Copy every line from the records below that holds the word "this".

[Begin]

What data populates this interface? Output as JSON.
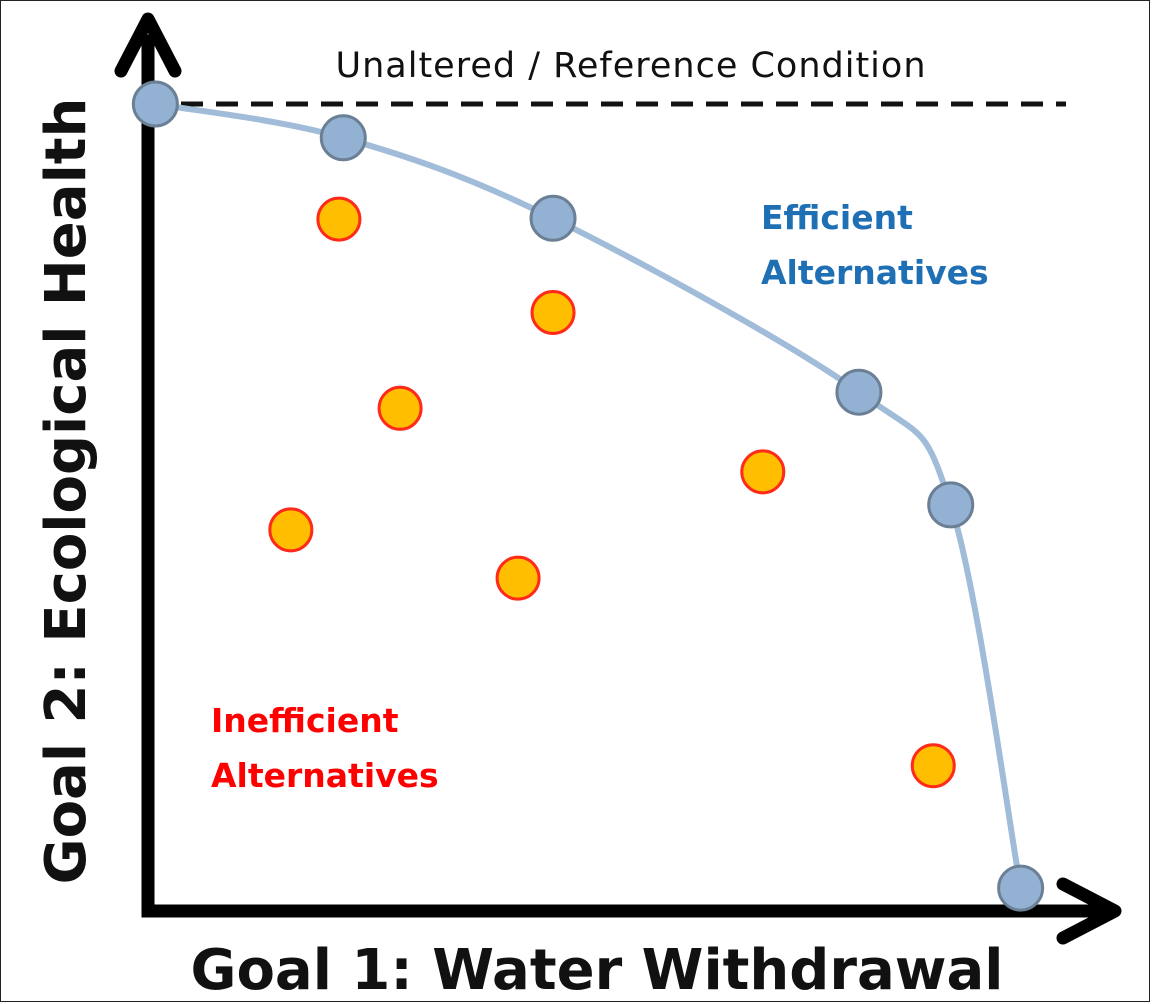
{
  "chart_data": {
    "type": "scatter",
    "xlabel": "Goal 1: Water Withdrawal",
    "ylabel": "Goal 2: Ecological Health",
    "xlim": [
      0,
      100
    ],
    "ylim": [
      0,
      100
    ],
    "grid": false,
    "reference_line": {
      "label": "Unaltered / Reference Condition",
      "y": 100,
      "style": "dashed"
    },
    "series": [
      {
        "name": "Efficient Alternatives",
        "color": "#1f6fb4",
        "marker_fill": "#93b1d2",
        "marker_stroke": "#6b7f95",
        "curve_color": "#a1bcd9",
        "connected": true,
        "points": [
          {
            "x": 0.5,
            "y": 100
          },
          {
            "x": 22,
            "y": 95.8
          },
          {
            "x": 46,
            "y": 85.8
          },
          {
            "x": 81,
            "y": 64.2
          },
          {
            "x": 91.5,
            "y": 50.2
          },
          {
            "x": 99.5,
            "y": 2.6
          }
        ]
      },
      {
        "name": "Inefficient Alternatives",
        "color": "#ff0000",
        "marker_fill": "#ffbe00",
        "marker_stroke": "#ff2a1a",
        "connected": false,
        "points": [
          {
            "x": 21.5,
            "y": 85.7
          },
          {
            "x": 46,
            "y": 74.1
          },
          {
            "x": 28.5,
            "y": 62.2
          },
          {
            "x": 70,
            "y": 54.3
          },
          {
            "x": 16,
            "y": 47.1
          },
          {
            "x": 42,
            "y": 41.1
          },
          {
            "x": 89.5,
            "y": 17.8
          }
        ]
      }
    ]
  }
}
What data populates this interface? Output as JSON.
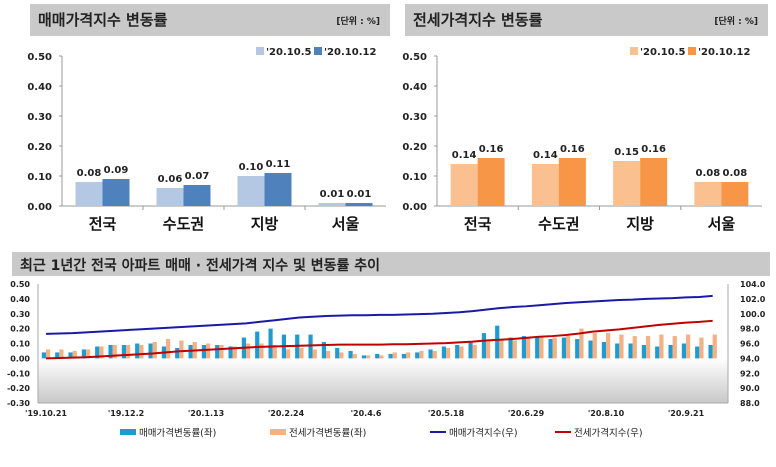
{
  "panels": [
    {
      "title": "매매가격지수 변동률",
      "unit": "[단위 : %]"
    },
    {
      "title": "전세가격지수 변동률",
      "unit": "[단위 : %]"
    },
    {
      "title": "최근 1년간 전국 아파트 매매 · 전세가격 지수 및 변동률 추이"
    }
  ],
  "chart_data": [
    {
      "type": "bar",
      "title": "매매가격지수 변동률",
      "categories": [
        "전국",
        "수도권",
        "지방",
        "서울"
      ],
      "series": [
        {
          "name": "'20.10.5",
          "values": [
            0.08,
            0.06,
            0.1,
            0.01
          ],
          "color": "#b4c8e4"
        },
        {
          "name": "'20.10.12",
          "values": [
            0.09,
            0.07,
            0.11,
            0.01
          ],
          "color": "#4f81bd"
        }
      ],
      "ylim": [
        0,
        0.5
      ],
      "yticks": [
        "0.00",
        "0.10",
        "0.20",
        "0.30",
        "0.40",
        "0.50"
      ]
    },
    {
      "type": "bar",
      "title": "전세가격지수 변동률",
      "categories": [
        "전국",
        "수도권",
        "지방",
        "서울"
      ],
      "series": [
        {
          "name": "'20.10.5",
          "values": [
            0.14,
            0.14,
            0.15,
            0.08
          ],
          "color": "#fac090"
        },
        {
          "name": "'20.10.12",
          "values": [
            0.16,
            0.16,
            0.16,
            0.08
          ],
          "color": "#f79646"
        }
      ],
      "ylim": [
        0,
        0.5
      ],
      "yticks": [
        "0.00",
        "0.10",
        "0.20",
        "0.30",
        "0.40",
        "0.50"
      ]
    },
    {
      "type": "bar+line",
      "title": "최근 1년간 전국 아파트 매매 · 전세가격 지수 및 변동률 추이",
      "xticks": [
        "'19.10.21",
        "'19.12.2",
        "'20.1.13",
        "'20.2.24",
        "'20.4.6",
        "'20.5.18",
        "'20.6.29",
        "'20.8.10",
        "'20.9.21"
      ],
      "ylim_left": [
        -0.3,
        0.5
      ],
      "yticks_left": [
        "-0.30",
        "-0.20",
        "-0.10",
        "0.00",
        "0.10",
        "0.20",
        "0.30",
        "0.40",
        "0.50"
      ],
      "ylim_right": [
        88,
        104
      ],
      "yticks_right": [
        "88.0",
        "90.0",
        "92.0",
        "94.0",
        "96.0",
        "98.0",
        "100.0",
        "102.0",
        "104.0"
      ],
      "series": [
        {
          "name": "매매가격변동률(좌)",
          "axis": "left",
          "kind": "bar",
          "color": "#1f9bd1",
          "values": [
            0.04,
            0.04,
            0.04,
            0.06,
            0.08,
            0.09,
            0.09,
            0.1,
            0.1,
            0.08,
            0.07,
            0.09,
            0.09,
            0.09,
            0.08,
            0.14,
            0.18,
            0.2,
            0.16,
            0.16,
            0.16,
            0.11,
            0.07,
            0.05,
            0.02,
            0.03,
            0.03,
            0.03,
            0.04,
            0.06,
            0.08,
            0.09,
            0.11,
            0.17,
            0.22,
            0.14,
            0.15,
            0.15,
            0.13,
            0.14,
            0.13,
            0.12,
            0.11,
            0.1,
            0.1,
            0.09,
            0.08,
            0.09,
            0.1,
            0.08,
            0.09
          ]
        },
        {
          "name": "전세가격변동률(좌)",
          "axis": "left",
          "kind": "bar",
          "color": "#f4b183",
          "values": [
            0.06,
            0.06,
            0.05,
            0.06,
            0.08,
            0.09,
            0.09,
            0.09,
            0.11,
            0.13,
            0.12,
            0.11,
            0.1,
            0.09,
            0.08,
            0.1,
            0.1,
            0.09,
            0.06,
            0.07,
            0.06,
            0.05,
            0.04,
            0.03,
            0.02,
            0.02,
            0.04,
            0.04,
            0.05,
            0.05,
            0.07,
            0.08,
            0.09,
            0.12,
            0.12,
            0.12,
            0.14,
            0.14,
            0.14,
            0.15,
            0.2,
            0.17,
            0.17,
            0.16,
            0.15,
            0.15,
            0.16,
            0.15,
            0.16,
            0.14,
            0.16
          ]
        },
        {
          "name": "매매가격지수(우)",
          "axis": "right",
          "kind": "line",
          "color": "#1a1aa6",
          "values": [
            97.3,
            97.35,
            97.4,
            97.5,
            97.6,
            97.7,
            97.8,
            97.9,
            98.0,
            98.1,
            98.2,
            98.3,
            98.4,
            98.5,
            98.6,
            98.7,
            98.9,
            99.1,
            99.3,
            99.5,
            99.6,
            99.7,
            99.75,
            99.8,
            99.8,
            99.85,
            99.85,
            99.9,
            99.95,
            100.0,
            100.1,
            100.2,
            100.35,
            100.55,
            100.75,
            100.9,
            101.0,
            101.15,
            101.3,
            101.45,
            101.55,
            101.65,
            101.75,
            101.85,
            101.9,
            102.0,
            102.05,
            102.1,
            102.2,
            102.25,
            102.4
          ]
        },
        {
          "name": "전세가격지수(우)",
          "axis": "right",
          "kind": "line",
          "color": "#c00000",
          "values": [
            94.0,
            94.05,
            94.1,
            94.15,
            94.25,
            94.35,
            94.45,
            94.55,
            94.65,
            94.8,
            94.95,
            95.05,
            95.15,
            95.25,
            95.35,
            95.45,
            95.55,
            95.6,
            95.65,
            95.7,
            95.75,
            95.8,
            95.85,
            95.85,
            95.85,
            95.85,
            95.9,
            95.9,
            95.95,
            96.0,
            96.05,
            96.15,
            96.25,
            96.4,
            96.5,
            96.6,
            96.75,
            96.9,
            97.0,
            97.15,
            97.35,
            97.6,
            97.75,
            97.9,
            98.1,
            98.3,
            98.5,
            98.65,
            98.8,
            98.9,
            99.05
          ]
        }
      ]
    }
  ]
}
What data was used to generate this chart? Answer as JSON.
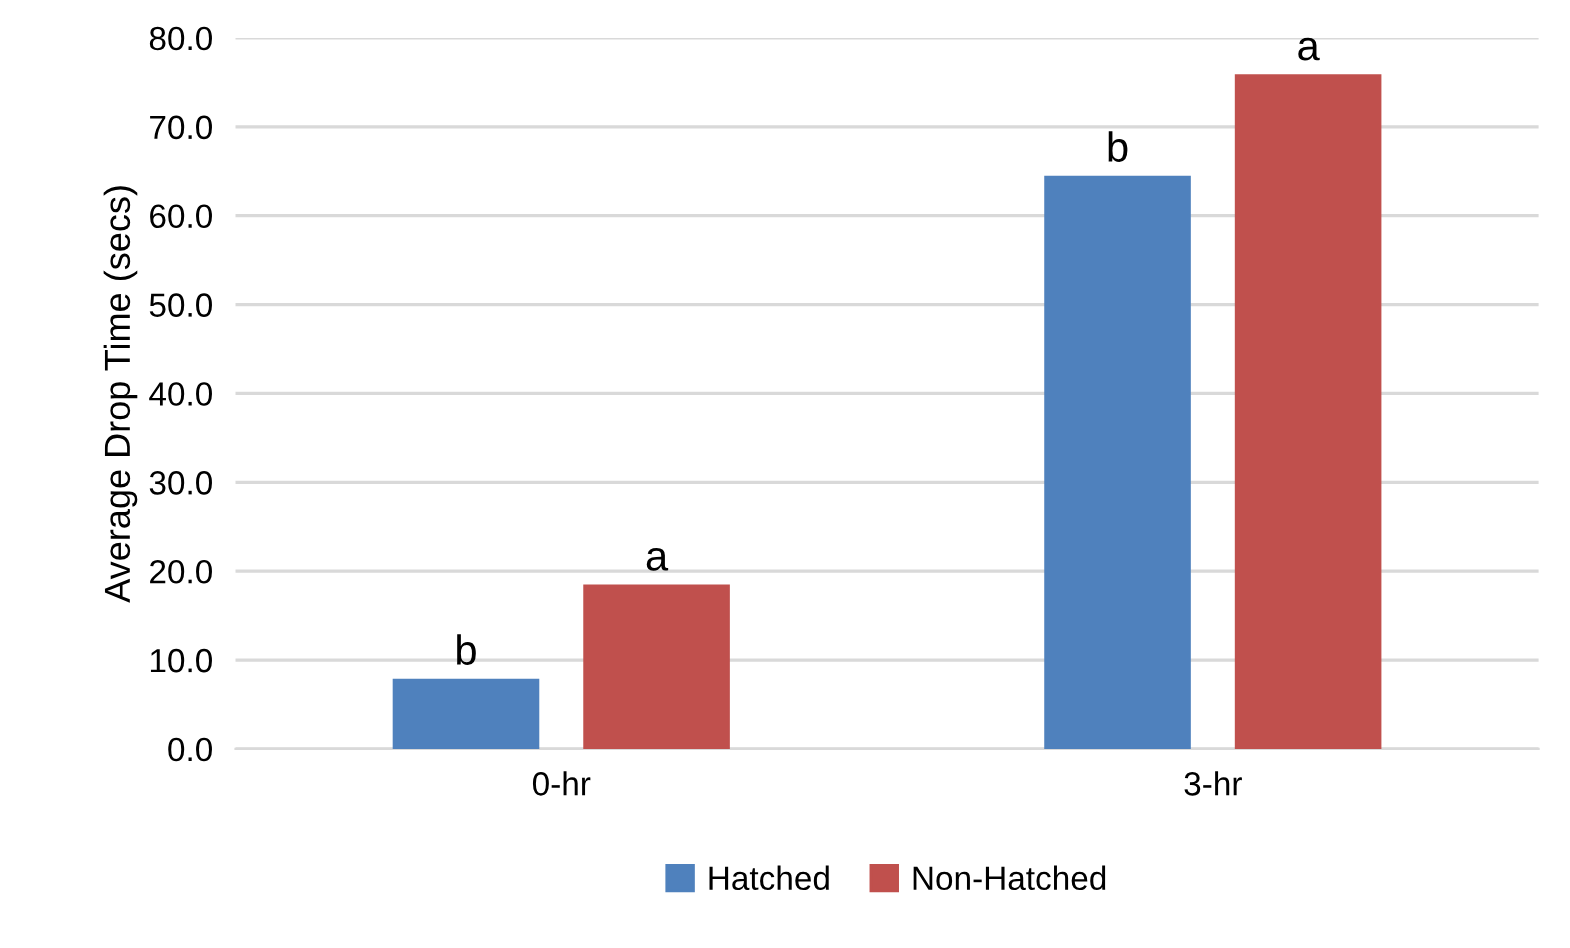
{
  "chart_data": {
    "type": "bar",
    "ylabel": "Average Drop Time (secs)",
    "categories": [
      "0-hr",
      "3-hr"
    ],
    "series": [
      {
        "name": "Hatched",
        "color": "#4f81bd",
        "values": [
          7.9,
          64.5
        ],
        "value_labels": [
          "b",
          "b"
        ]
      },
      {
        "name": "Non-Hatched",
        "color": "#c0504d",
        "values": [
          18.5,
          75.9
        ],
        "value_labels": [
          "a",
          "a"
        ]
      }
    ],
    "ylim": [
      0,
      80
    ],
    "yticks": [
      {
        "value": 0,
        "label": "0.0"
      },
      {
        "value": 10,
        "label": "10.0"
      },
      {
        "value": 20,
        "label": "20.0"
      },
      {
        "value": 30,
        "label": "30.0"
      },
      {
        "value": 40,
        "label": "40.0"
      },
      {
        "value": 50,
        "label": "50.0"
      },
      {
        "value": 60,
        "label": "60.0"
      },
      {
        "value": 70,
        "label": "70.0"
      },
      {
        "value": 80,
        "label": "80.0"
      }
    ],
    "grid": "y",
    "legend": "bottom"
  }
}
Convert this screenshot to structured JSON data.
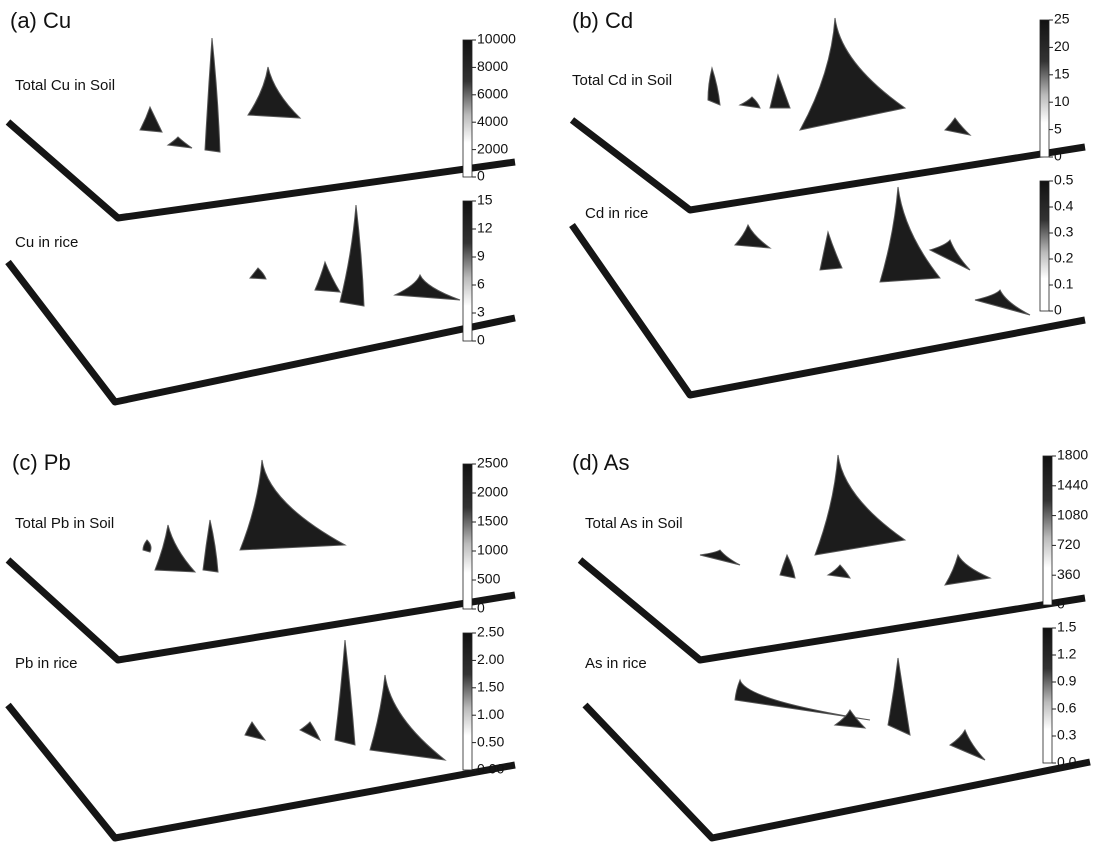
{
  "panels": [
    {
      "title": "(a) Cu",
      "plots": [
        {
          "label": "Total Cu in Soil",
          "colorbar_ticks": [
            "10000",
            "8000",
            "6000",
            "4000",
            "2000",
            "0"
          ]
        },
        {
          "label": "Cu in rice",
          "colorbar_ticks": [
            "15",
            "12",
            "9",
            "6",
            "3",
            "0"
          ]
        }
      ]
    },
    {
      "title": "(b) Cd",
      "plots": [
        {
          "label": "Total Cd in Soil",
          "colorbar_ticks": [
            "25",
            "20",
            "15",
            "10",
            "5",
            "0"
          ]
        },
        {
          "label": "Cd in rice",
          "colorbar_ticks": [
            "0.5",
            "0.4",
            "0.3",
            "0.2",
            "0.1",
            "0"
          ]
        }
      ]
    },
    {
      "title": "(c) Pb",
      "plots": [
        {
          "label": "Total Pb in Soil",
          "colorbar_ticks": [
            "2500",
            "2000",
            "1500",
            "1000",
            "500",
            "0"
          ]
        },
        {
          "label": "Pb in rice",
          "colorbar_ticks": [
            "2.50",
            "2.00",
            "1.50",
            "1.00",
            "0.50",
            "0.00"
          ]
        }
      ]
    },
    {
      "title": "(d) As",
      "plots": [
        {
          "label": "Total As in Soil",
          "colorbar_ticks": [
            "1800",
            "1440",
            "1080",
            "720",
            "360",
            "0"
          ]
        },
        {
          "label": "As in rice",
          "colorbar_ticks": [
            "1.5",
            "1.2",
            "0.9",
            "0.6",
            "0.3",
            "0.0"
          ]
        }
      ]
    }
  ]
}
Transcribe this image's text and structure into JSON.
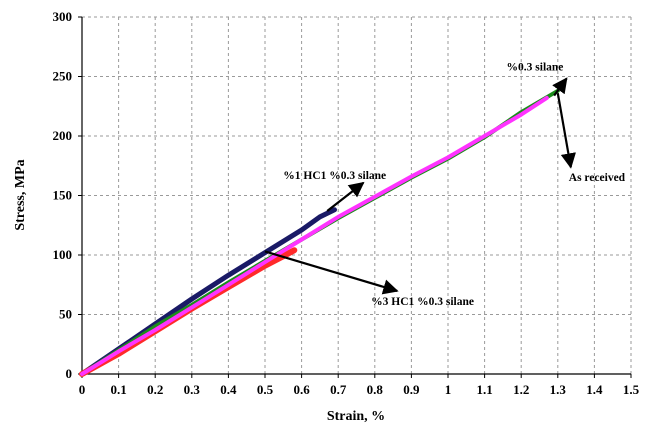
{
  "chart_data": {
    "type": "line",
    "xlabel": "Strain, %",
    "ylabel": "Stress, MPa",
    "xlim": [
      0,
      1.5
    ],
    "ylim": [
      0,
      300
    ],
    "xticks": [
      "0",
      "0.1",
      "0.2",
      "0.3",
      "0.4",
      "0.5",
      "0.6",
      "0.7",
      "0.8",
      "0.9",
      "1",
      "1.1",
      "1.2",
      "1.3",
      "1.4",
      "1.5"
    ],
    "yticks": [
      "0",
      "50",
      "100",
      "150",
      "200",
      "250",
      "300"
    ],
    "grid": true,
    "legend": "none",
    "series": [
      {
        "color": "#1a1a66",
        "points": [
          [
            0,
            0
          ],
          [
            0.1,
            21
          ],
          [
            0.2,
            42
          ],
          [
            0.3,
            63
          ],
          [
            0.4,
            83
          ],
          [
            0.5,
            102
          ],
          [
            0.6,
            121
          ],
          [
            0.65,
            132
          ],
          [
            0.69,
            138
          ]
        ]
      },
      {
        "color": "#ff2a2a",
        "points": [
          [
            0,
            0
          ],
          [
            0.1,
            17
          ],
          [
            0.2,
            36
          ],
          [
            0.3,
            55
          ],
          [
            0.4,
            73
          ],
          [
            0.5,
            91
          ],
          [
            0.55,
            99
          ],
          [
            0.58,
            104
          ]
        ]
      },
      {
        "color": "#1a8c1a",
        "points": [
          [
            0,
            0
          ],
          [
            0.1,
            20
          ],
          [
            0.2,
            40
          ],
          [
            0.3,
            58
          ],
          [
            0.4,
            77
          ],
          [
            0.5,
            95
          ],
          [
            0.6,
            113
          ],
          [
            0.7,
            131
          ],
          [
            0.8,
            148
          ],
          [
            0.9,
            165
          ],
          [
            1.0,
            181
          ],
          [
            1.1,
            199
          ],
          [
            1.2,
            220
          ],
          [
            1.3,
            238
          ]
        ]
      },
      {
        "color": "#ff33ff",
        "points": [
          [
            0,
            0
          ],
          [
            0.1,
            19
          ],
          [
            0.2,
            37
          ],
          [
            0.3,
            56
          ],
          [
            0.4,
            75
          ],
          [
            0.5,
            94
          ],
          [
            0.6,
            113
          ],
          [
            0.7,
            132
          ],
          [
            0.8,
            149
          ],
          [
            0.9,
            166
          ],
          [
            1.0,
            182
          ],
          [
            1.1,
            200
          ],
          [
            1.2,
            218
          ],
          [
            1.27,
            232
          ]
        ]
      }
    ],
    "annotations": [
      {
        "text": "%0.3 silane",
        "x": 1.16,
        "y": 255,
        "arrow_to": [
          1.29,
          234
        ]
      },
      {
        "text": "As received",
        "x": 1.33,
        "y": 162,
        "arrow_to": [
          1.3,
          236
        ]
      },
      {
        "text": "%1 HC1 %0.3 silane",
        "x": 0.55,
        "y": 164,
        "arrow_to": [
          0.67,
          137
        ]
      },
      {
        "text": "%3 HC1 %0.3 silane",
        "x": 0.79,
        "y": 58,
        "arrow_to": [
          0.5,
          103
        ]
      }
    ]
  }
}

[End]

#### EXERCISE RESULT
What data populates this interface? Output as JSON.
What data populates this interface? Output as JSON.
What data was used to generate this chart? Answer as JSON.
Convert this screenshot to structured JSON data.
Transcribe this image's text and structure into JSON.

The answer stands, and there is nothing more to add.